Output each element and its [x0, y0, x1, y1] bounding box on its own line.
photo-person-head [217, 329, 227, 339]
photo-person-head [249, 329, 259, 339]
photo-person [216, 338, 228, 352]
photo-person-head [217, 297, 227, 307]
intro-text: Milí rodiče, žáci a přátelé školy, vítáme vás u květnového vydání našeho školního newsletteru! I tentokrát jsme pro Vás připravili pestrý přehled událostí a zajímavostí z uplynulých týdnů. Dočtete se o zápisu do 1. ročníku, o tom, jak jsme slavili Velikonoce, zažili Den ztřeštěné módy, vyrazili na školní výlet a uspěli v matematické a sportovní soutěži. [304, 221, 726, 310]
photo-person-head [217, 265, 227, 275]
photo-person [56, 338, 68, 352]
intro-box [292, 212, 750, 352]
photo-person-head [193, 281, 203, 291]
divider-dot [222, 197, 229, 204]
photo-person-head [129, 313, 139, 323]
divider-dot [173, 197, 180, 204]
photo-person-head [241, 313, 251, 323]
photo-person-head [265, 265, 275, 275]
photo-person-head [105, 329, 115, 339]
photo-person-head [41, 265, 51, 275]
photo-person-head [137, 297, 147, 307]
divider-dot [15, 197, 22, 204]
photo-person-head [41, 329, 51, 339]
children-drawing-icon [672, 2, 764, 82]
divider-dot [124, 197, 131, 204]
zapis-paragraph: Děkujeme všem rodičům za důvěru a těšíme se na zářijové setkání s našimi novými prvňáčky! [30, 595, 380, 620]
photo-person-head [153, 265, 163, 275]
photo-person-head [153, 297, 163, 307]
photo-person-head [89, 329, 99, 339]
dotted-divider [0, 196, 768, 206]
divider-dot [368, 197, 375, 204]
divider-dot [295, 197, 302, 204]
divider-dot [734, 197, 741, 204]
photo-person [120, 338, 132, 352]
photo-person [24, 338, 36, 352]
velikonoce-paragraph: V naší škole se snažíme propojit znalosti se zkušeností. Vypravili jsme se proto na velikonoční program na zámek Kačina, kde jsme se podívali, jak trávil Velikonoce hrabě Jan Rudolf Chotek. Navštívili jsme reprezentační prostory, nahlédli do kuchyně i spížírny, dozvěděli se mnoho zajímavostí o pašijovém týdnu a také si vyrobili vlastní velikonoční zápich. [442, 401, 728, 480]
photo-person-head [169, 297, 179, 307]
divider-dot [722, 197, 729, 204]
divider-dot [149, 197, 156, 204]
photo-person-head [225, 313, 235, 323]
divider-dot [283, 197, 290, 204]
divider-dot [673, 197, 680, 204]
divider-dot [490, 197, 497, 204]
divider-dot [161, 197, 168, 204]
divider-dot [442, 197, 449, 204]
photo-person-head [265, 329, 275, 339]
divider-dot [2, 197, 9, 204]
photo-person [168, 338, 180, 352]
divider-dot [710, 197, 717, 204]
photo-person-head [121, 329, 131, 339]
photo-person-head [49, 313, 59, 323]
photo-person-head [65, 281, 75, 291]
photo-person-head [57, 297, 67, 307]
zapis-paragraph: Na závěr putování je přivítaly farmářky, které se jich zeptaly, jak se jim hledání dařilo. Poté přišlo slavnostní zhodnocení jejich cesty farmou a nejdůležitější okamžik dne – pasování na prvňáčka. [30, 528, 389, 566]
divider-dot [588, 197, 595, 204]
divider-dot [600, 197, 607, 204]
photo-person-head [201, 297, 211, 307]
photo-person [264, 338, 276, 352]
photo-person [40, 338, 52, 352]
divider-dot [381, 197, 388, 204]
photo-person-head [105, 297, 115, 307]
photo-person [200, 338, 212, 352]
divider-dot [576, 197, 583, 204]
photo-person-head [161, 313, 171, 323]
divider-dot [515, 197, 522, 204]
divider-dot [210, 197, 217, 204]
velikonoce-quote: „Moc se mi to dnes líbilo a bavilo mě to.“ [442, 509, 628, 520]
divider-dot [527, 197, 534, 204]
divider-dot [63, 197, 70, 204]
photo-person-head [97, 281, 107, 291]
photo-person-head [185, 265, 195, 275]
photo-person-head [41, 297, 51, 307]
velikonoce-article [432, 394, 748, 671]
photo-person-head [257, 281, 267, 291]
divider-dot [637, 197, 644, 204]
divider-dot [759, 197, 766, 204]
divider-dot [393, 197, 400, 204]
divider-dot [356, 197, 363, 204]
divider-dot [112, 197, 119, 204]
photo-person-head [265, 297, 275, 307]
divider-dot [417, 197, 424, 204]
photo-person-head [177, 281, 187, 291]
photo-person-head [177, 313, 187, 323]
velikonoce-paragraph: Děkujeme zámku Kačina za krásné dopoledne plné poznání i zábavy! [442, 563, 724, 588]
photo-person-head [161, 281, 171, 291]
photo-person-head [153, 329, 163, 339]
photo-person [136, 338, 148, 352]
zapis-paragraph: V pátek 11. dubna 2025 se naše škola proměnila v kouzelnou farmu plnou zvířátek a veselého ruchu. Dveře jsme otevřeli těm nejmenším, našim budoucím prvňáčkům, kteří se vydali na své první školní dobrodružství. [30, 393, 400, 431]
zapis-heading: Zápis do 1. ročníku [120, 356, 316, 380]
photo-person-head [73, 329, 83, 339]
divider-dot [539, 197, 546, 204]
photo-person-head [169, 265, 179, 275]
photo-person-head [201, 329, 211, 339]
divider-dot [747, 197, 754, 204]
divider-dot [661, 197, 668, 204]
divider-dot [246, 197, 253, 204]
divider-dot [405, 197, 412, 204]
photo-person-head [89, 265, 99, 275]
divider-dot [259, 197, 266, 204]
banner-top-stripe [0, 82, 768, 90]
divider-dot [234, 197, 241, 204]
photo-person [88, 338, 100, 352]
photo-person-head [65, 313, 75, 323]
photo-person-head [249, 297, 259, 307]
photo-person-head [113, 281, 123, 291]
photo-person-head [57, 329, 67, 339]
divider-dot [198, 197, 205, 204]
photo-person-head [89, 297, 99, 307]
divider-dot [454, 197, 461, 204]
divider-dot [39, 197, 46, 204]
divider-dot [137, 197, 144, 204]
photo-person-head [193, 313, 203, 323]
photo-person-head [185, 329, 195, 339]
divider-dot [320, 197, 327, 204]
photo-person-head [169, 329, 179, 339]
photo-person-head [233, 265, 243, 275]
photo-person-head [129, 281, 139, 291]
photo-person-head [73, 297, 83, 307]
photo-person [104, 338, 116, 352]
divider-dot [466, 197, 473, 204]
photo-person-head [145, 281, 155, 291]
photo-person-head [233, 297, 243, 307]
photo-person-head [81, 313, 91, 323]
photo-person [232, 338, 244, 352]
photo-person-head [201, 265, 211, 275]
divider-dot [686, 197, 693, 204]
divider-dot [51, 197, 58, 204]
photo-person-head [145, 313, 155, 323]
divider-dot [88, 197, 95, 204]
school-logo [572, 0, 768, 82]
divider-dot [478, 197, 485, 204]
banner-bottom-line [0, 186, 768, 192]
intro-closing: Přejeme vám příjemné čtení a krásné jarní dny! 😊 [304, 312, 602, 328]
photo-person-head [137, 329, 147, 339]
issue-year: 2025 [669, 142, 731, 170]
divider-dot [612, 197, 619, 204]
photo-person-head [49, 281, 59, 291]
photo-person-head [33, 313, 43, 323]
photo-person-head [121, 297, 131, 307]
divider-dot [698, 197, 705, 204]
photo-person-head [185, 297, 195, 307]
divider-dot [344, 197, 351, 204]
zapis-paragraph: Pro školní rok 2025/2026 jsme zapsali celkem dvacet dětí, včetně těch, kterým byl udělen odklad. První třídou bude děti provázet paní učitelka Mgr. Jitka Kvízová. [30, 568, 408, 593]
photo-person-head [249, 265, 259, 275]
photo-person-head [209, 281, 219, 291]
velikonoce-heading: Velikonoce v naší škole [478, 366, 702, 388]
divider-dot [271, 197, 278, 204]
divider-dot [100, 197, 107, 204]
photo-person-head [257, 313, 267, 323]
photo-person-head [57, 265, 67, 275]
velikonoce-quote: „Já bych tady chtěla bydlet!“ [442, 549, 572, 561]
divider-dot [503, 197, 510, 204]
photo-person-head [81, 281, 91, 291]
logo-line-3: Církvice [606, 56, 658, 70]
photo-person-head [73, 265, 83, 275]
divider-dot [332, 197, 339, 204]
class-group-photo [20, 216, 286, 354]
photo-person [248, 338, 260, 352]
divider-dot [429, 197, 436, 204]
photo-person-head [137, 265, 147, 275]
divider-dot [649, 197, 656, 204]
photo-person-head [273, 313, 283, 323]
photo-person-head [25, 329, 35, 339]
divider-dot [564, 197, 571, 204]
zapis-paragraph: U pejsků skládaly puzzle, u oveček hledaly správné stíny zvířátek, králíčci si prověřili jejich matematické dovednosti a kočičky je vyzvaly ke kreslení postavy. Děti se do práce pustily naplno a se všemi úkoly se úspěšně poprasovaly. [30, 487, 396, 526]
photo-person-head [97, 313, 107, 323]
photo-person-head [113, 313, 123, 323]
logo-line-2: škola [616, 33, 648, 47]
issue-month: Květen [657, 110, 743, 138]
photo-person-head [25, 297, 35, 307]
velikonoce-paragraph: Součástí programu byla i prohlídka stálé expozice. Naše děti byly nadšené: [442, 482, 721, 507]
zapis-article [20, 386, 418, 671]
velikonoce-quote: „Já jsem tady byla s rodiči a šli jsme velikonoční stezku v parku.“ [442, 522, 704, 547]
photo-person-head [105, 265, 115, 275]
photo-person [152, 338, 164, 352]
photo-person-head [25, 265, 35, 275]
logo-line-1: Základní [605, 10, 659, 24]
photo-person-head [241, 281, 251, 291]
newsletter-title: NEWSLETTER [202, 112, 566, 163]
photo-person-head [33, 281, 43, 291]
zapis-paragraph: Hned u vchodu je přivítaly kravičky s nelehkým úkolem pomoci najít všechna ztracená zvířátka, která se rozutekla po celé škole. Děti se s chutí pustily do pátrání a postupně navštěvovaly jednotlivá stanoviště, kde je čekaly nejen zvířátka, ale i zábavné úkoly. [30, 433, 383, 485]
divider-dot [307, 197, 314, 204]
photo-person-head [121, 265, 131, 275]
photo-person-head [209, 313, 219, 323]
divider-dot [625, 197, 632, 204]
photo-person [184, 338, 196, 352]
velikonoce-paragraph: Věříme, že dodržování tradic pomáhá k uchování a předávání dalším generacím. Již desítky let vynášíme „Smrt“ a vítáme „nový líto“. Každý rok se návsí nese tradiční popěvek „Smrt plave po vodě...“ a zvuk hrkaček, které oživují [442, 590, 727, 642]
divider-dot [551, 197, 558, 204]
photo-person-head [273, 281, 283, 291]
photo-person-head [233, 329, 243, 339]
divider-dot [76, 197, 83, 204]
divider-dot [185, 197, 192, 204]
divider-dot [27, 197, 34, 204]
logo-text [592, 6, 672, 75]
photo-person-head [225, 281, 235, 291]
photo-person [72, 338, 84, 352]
* * * *
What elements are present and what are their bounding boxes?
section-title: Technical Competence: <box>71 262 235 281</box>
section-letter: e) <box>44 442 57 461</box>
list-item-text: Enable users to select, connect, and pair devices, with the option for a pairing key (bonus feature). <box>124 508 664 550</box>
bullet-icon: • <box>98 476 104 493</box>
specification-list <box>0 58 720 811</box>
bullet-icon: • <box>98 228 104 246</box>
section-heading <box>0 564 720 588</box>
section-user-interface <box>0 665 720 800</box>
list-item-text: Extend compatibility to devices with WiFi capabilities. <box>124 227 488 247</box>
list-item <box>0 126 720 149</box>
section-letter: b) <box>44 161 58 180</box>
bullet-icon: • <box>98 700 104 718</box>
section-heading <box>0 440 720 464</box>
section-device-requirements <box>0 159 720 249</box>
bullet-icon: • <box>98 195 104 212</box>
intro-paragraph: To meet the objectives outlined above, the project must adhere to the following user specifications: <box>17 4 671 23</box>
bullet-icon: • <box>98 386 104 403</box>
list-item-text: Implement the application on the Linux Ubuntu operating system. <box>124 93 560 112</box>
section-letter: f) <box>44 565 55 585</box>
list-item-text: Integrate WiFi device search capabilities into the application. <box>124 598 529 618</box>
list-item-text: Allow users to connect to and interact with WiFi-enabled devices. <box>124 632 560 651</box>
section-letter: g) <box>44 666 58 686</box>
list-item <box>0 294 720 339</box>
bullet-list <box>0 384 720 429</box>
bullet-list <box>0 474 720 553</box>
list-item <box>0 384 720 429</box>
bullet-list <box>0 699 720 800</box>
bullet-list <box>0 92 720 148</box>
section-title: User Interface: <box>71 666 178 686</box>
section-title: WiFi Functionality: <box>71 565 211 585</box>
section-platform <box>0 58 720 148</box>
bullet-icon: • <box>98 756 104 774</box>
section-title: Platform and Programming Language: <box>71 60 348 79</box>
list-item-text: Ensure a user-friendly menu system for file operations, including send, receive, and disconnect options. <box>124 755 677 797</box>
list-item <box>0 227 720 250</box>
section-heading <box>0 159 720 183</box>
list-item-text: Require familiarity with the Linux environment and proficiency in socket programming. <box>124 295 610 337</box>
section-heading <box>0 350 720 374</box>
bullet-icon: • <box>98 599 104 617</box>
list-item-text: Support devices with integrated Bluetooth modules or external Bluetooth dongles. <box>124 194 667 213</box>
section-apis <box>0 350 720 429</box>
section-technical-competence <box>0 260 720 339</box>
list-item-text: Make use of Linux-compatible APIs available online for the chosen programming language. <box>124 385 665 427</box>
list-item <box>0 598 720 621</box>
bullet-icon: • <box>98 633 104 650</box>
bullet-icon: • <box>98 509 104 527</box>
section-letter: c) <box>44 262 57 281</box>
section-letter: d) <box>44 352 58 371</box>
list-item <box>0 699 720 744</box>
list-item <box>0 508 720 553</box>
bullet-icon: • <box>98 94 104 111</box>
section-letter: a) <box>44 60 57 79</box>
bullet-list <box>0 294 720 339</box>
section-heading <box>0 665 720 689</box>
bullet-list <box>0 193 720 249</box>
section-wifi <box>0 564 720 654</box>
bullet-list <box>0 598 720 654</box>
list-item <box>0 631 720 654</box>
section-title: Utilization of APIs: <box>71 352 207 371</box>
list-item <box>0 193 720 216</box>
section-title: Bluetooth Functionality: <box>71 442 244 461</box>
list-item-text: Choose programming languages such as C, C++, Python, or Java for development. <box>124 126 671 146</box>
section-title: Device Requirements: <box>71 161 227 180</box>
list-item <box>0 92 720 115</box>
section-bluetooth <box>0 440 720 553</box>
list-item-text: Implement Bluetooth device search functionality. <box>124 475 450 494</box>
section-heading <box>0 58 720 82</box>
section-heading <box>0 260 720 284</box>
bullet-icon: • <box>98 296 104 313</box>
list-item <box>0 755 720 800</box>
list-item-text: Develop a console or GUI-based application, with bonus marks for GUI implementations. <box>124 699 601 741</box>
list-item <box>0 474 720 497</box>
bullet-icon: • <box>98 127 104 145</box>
* * * *
What the task requires:
Transcribe the lines above word for word, starting at the line that contains "Output each element" and ending at the line that contains "children-drawing-icon [672, 2, 764, 82]", with both of those lines included.

The solution:
Output each element and its [x0, y0, x1, y1] bounding box on its own line.
photo-person-head [217, 329, 227, 339]
photo-person-head [249, 329, 259, 339]
photo-person [216, 338, 228, 352]
photo-person-head [217, 297, 227, 307]
intro-text: Milí rodiče, žáci a přátelé školy, vítáme vás u květnového vydání našeho školního newsletteru! I tentokrát jsme pro Vás připravili pestrý přehled událostí a zajímavostí z uplynulých týdnů. Dočtete se o zápisu do 1. ročníku, o tom, jak jsme slavili Velikonoce, zažili Den ztřeštěné módy, vyrazili na školní výlet a uspěli v matematické a sportovní soutěži. [304, 221, 726, 310]
photo-person-head [217, 265, 227, 275]
photo-person [56, 338, 68, 352]
intro-box [292, 212, 750, 352]
photo-person-head [193, 281, 203, 291]
divider-dot [222, 197, 229, 204]
photo-person-head [129, 313, 139, 323]
divider-dot [173, 197, 180, 204]
photo-person-head [241, 313, 251, 323]
photo-person-head [265, 265, 275, 275]
photo-person-head [105, 329, 115, 339]
photo-person-head [41, 265, 51, 275]
photo-person-head [137, 297, 147, 307]
divider-dot [15, 197, 22, 204]
photo-person-head [41, 329, 51, 339]
children-drawing-icon [672, 2, 764, 82]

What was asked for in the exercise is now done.